Written instruction:
Can you copy out, word for word, every line from the very first one through the line containing "checkmark-icon — [278, 310, 290, 322]", including both?

☆ ☆ ☆ ☆ ☆ ☆ ☆

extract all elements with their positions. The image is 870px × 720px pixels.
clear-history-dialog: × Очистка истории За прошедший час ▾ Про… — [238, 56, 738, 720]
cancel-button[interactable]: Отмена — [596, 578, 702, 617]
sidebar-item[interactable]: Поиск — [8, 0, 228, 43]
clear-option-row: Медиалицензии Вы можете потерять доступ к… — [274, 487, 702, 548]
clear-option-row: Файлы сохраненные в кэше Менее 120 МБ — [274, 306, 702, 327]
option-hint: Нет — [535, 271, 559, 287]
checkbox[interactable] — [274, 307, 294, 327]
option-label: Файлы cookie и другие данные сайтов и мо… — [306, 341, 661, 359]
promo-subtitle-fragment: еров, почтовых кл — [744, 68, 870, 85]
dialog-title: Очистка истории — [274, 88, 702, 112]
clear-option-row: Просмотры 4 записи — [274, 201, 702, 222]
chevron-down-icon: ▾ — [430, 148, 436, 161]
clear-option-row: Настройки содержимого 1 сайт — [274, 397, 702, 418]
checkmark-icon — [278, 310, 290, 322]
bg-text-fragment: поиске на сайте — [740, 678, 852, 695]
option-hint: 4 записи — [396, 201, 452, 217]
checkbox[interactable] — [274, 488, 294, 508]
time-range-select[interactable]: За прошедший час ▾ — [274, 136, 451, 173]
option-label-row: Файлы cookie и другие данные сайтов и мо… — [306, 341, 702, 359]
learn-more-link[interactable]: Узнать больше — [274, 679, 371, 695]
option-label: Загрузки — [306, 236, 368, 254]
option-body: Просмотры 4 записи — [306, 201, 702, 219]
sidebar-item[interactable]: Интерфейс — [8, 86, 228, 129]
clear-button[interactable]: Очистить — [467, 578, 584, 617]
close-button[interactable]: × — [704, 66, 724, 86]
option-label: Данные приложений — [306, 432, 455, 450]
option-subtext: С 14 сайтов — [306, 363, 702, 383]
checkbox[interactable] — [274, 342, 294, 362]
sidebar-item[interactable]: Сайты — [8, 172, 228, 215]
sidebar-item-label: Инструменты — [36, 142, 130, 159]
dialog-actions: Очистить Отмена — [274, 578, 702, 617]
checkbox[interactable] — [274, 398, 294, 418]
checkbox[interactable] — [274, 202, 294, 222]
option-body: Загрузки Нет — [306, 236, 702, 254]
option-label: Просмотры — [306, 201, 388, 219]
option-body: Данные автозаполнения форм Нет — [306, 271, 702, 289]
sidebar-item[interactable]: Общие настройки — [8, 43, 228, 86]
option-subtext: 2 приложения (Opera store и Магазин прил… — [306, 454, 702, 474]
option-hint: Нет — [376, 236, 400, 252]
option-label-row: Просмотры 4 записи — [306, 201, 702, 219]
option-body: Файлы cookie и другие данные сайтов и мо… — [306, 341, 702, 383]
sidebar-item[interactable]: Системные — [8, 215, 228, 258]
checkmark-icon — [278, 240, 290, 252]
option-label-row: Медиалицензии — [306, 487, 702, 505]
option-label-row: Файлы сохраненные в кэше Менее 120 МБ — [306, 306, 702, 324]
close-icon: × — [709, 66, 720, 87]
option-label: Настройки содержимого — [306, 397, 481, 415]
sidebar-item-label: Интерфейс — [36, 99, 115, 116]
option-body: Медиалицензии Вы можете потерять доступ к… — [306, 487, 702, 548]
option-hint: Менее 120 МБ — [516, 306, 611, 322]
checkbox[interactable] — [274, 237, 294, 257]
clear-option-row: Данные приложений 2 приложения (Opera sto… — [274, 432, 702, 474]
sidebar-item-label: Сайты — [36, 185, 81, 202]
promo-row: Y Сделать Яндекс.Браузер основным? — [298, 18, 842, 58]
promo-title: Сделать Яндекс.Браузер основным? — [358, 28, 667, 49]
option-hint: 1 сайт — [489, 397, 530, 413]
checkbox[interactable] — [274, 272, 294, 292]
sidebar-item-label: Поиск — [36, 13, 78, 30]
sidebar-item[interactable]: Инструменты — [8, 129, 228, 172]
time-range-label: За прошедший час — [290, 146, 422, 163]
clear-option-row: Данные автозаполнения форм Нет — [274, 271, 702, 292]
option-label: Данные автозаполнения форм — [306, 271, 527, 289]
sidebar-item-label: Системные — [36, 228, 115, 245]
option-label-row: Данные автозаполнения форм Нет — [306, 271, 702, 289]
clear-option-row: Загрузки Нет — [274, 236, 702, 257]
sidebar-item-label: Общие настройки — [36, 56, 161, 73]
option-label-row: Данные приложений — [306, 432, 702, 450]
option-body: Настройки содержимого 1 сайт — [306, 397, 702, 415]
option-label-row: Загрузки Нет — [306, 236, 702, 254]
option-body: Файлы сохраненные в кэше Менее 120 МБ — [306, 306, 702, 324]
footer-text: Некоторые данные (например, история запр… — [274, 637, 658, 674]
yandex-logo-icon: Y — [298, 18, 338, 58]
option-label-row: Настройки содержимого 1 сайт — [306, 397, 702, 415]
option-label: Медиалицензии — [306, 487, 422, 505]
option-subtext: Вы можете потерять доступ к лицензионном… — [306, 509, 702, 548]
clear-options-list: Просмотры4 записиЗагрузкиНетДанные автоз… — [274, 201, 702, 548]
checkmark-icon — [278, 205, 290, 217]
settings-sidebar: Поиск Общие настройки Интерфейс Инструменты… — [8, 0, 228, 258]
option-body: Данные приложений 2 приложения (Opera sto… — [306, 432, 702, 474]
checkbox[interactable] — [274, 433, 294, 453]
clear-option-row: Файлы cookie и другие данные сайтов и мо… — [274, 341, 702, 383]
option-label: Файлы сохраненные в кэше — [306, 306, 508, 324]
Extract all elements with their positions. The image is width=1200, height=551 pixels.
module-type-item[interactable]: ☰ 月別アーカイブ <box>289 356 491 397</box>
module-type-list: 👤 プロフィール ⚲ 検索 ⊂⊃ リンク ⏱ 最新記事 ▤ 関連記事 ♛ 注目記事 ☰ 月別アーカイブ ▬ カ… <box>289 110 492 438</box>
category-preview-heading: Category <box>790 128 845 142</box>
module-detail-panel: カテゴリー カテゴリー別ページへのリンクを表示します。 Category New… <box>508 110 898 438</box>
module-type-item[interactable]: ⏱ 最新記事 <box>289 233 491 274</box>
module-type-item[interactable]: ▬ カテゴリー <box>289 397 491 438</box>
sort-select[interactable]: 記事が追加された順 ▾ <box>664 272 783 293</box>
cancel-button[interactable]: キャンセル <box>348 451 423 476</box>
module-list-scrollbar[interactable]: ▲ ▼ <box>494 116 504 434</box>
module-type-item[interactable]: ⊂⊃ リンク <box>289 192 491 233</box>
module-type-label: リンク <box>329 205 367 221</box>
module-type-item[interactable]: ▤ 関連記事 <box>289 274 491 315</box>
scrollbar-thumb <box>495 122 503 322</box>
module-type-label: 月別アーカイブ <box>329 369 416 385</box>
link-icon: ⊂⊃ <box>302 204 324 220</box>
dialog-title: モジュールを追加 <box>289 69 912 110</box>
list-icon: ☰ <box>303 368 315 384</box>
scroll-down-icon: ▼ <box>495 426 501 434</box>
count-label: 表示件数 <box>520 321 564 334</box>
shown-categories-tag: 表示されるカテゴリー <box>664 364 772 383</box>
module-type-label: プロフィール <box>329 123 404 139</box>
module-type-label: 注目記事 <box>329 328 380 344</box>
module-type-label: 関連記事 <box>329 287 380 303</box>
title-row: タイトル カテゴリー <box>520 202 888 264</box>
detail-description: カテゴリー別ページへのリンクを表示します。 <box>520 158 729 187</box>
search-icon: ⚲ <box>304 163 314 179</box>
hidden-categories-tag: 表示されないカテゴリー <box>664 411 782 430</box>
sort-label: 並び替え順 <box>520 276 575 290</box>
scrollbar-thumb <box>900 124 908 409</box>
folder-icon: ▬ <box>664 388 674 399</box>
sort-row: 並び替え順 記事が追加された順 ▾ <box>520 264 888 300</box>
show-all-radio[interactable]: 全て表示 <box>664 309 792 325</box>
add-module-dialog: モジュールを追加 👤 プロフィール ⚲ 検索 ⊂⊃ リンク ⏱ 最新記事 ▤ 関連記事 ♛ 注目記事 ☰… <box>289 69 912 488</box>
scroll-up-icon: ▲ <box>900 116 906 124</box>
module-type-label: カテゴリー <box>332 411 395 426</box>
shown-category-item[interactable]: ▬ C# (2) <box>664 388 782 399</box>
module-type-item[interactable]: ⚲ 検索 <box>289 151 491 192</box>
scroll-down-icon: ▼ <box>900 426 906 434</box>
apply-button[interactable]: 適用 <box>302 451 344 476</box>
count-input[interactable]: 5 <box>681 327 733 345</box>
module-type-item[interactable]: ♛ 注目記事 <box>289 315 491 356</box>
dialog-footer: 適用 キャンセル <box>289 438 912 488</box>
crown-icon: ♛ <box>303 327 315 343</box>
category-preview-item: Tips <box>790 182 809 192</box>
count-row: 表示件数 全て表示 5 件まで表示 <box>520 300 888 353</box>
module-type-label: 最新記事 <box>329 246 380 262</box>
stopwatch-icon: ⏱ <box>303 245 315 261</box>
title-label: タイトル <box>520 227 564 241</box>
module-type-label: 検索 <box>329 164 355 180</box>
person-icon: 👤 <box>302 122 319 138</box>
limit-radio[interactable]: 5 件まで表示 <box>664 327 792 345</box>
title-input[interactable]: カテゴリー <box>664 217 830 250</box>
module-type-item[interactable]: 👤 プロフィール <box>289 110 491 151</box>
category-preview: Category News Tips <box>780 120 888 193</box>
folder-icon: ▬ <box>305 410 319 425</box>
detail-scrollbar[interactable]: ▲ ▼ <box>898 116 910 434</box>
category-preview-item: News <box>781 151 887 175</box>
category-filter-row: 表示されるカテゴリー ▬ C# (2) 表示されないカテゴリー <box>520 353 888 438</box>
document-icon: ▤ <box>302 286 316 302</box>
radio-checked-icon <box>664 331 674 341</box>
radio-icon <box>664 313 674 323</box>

☆ ☆ ☆ ☆ ☆ ☆ ☆

Written answer:
extract all elements with their positions. The image is 870px × 720px pixels.
clear-history-dialog: × Очистка истории За прошедший час ▾ Про… — [238, 56, 738, 720]
cancel-button[interactable]: Отмена — [596, 578, 702, 617]
sidebar-item[interactable]: Поиск — [8, 0, 228, 43]
clear-option-row: Медиалицензии Вы можете потерять доступ к… — [274, 487, 702, 548]
clear-option-row: Файлы сохраненные в кэше Менее 120 МБ — [274, 306, 702, 327]
option-hint: Нет — [535, 271, 559, 287]
checkbox[interactable] — [274, 307, 294, 327]
option-label: Файлы cookie и другие данные сайтов и мо… — [306, 341, 661, 359]
promo-subtitle-fragment: еров, почтовых кл — [744, 68, 870, 85]
dialog-title: Очистка истории — [274, 88, 702, 112]
clear-option-row: Просмотры 4 записи — [274, 201, 702, 222]
chevron-down-icon: ▾ — [430, 148, 436, 161]
clear-option-row: Настройки содержимого 1 сайт — [274, 397, 702, 418]
checkmark-icon — [278, 310, 290, 322]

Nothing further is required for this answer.